- Required task
Show every line where "JSON" occurs.

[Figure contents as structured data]

# # # # #

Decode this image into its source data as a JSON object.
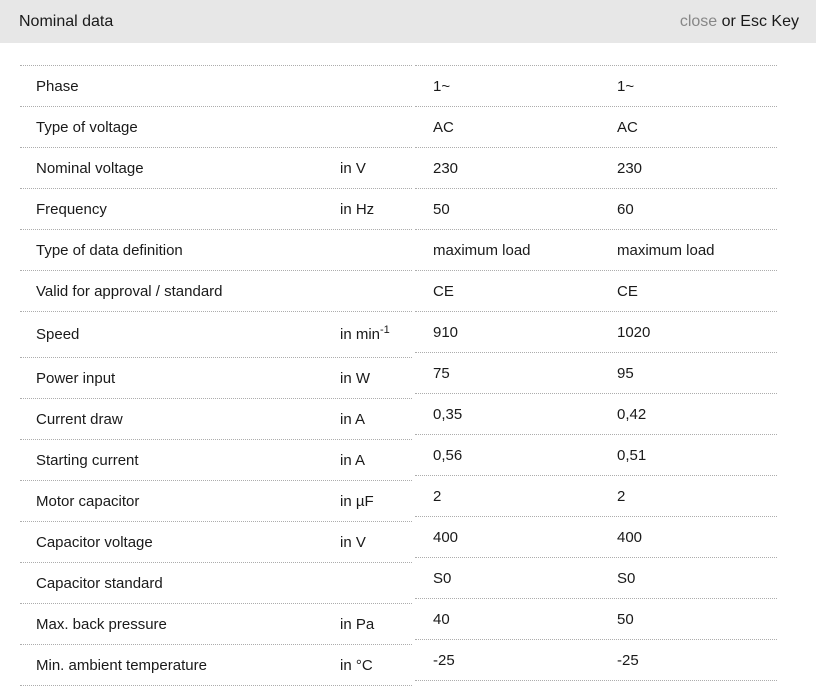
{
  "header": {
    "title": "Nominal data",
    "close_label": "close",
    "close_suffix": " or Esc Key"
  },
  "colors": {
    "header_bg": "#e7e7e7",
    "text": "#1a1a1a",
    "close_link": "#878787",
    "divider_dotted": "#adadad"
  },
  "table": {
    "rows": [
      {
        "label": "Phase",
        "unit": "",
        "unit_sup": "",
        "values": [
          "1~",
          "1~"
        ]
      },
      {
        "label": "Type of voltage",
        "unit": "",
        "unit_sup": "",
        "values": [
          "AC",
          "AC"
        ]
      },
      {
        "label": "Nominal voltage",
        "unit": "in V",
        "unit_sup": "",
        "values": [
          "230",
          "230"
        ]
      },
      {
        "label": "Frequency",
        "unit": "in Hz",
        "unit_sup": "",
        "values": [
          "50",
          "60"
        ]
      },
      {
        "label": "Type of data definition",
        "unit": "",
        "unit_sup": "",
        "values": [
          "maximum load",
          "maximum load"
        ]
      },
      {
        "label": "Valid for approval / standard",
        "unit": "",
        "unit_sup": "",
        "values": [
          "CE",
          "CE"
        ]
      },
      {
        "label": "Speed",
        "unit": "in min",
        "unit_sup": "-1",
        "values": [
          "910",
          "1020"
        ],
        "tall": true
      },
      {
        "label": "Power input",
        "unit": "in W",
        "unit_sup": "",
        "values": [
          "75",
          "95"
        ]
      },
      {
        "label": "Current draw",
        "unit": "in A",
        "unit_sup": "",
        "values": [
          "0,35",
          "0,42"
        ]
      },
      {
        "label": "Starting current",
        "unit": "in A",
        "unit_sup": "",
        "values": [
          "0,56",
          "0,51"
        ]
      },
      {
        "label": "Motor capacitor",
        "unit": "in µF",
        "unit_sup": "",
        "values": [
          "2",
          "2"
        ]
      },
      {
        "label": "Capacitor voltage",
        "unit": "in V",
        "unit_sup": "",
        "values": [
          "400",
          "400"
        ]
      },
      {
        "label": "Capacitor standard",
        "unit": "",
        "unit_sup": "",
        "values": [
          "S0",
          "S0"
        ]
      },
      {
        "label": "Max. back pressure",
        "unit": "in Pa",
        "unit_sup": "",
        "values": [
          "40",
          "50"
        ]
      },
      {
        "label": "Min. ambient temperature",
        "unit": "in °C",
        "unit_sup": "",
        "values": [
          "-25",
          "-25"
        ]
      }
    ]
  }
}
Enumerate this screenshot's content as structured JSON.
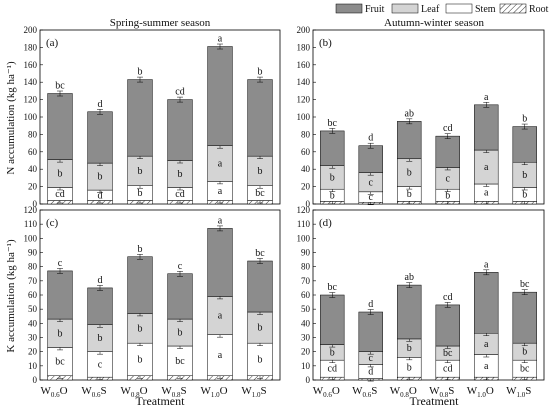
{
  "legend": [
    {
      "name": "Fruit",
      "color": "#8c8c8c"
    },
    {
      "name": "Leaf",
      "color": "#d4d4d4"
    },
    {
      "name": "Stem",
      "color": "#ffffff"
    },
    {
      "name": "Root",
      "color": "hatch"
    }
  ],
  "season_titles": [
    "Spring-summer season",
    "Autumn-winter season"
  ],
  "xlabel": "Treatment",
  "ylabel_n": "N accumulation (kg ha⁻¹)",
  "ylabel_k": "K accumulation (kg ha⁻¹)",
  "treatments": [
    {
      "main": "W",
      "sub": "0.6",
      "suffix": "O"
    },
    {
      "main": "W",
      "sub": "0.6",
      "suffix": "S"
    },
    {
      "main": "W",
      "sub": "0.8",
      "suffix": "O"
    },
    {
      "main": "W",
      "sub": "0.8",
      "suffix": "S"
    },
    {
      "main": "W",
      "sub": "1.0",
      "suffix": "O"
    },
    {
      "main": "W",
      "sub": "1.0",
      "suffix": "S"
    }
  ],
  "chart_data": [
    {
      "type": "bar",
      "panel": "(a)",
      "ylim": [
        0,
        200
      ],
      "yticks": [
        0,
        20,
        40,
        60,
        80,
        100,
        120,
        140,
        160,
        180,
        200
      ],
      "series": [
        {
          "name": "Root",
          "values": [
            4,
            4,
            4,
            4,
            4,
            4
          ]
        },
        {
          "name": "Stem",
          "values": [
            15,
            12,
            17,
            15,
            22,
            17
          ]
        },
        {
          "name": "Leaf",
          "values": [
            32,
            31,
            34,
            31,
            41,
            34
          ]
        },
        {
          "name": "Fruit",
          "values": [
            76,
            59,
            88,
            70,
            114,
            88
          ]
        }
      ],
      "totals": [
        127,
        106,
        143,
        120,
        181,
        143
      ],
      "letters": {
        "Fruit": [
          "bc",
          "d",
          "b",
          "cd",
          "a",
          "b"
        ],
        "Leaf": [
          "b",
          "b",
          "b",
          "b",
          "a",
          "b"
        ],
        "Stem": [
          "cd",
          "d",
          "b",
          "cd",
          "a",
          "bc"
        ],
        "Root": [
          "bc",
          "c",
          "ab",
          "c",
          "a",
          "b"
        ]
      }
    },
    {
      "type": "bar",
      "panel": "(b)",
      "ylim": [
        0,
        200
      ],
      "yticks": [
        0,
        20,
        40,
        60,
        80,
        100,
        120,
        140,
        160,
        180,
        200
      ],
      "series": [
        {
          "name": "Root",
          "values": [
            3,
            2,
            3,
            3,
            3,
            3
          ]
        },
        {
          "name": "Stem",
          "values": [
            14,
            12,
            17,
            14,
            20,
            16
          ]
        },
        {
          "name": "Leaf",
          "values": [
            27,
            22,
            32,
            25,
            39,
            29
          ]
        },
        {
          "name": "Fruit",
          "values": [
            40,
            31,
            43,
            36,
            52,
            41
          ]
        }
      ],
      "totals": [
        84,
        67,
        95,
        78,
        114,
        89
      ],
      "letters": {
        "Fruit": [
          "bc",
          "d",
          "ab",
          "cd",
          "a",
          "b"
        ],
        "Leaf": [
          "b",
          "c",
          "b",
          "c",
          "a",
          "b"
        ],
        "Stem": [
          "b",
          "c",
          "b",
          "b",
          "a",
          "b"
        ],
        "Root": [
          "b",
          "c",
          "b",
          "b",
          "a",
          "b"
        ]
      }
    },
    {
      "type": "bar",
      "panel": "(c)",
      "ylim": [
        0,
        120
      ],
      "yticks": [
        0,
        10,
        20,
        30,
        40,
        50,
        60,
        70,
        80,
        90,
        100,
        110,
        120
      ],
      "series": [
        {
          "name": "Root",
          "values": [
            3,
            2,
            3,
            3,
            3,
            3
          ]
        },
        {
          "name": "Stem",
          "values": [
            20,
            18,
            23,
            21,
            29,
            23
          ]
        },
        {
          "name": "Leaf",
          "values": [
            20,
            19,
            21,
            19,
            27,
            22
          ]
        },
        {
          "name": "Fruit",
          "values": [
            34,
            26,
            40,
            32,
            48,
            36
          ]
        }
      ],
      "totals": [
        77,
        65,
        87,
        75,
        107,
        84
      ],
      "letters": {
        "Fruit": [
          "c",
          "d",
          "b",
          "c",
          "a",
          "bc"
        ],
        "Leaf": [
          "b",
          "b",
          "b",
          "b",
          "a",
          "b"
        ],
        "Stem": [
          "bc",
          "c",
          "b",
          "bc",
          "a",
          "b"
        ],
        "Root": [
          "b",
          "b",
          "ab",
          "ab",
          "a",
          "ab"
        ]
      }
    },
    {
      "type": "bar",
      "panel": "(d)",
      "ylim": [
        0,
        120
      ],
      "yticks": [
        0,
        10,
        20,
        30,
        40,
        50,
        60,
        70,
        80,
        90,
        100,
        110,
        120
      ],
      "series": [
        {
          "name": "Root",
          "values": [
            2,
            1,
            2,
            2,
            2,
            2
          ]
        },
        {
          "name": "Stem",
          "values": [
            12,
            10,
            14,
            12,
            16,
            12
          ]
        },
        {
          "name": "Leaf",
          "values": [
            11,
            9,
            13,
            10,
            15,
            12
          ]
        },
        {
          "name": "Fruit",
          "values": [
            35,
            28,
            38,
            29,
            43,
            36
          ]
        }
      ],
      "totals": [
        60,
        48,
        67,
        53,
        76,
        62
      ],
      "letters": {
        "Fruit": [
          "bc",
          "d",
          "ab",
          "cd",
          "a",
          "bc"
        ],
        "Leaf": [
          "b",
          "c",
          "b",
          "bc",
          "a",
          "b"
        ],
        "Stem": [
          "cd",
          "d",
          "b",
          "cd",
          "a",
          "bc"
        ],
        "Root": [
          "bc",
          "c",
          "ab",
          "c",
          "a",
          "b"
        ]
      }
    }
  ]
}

# # # # #

- Right answer
Decode this image into its source data as a JSON object.
Enumerate this screenshot's content as structured JSON.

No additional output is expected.